▶ Instruction: The records below must be written out exactly, with every picture left behind.

▶ Source records:
· · · · · · ·

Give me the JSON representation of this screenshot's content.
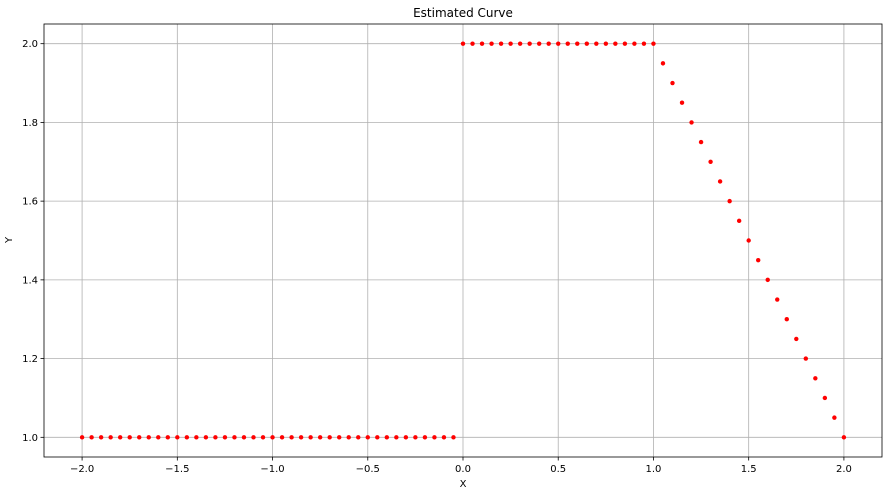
{
  "chart_data": {
    "type": "scatter",
    "title": "Estimated Curve",
    "xlabel": "X",
    "ylabel": "Y",
    "xlim": [
      -2.2,
      2.2
    ],
    "ylim": [
      0.95,
      2.05
    ],
    "x_ticks": [
      -2.0,
      -1.5,
      -1.0,
      -0.5,
      0.0,
      0.5,
      1.0,
      1.5,
      2.0
    ],
    "x_tick_labels": [
      "−2.0",
      "−1.5",
      "−1.0",
      "−0.5",
      "0.0",
      "0.5",
      "1.0",
      "1.5",
      "2.0"
    ],
    "y_ticks": [
      1.0,
      1.2,
      1.4,
      1.6,
      1.8,
      2.0
    ],
    "y_tick_labels": [
      "1.0",
      "1.2",
      "1.4",
      "1.6",
      "1.8",
      "2.0"
    ],
    "grid": true,
    "marker_color": "#ff0000",
    "series": [
      {
        "x": [
          -2.0,
          -1.95,
          -1.9,
          -1.85,
          -1.8,
          -1.75,
          -1.7,
          -1.65,
          -1.6,
          -1.55,
          -1.5,
          -1.45,
          -1.4,
          -1.35,
          -1.3,
          -1.25,
          -1.2,
          -1.15,
          -1.1,
          -1.05,
          -1.0,
          -0.95,
          -0.9,
          -0.85,
          -0.8,
          -0.75,
          -0.7,
          -0.65,
          -0.6,
          -0.55,
          -0.5,
          -0.45,
          -0.4,
          -0.35,
          -0.3,
          -0.25,
          -0.2,
          -0.15,
          -0.1,
          -0.05,
          0.0,
          0.05,
          0.1,
          0.15,
          0.2,
          0.25,
          0.3,
          0.35,
          0.4,
          0.45,
          0.5,
          0.55,
          0.6,
          0.65,
          0.7,
          0.75,
          0.8,
          0.85,
          0.9,
          0.95,
          1.0,
          1.05,
          1.1,
          1.15,
          1.2,
          1.25,
          1.3,
          1.35,
          1.4,
          1.45,
          1.5,
          1.55,
          1.6,
          1.65,
          1.7,
          1.75,
          1.8,
          1.85,
          1.9,
          1.95,
          2.0
        ],
        "y": [
          1.0,
          1.0,
          1.0,
          1.0,
          1.0,
          1.0,
          1.0,
          1.0,
          1.0,
          1.0,
          1.0,
          1.0,
          1.0,
          1.0,
          1.0,
          1.0,
          1.0,
          1.0,
          1.0,
          1.0,
          1.0,
          1.0,
          1.0,
          1.0,
          1.0,
          1.0,
          1.0,
          1.0,
          1.0,
          1.0,
          1.0,
          1.0,
          1.0,
          1.0,
          1.0,
          1.0,
          1.0,
          1.0,
          1.0,
          1.0,
          2.0,
          2.0,
          2.0,
          2.0,
          2.0,
          2.0,
          2.0,
          2.0,
          2.0,
          2.0,
          2.0,
          2.0,
          2.0,
          2.0,
          2.0,
          2.0,
          2.0,
          2.0,
          2.0,
          2.0,
          2.0,
          1.95,
          1.9,
          1.85,
          1.8,
          1.75,
          1.7,
          1.65,
          1.6,
          1.55,
          1.5,
          1.45,
          1.4,
          1.35,
          1.3,
          1.25,
          1.2,
          1.15,
          1.1,
          1.05,
          1.0
        ]
      }
    ]
  }
}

· · · · · · ·

▶ Correct response:
Give me the JSON representation of this screenshot's content.
{
  "chart_data": {
    "type": "scatter",
    "title": "Estimated Curve",
    "xlabel": "X",
    "ylabel": "Y",
    "xlim": [
      -2.2,
      2.2
    ],
    "ylim": [
      0.95,
      2.05
    ],
    "x_ticks": [
      -2.0,
      -1.5,
      -1.0,
      -0.5,
      0.0,
      0.5,
      1.0,
      1.5,
      2.0
    ],
    "x_tick_labels": [
      "−2.0",
      "−1.5",
      "−1.0",
      "−0.5",
      "0.0",
      "0.5",
      "1.0",
      "1.5",
      "2.0"
    ],
    "y_ticks": [
      1.0,
      1.2,
      1.4,
      1.6,
      1.8,
      2.0
    ],
    "y_tick_labels": [
      "1.0",
      "1.2",
      "1.4",
      "1.6",
      "1.8",
      "2.0"
    ],
    "grid": true,
    "marker_color": "#ff0000",
    "series": [
      {
        "x": [
          -2.0,
          -1.95,
          -1.9,
          -1.85,
          -1.8,
          -1.75,
          -1.7,
          -1.65,
          -1.6,
          -1.55,
          -1.5,
          -1.45,
          -1.4,
          -1.35,
          -1.3,
          -1.25,
          -1.2,
          -1.15,
          -1.1,
          -1.05,
          -1.0,
          -0.95,
          -0.9,
          -0.85,
          -0.8,
          -0.75,
          -0.7,
          -0.65,
          -0.6,
          -0.55,
          -0.5,
          -0.45,
          -0.4,
          -0.35,
          -0.3,
          -0.25,
          -0.2,
          -0.15,
          -0.1,
          -0.05,
          0.0,
          0.05,
          0.1,
          0.15,
          0.2,
          0.25,
          0.3,
          0.35,
          0.4,
          0.45,
          0.5,
          0.55,
          0.6,
          0.65,
          0.7,
          0.75,
          0.8,
          0.85,
          0.9,
          0.95,
          1.0,
          1.05,
          1.1,
          1.15,
          1.2,
          1.25,
          1.3,
          1.35,
          1.4,
          1.45,
          1.5,
          1.55,
          1.6,
          1.65,
          1.7,
          1.75,
          1.8,
          1.85,
          1.9,
          1.95,
          2.0
        ],
        "y": [
          1.0,
          1.0,
          1.0,
          1.0,
          1.0,
          1.0,
          1.0,
          1.0,
          1.0,
          1.0,
          1.0,
          1.0,
          1.0,
          1.0,
          1.0,
          1.0,
          1.0,
          1.0,
          1.0,
          1.0,
          1.0,
          1.0,
          1.0,
          1.0,
          1.0,
          1.0,
          1.0,
          1.0,
          1.0,
          1.0,
          1.0,
          1.0,
          1.0,
          1.0,
          1.0,
          1.0,
          1.0,
          1.0,
          1.0,
          1.0,
          2.0,
          2.0,
          2.0,
          2.0,
          2.0,
          2.0,
          2.0,
          2.0,
          2.0,
          2.0,
          2.0,
          2.0,
          2.0,
          2.0,
          2.0,
          2.0,
          2.0,
          2.0,
          2.0,
          2.0,
          2.0,
          1.95,
          1.9,
          1.85,
          1.8,
          1.75,
          1.7,
          1.65,
          1.6,
          1.55,
          1.5,
          1.45,
          1.4,
          1.35,
          1.3,
          1.25,
          1.2,
          1.15,
          1.1,
          1.05,
          1.0
        ]
      }
    ]
  }
}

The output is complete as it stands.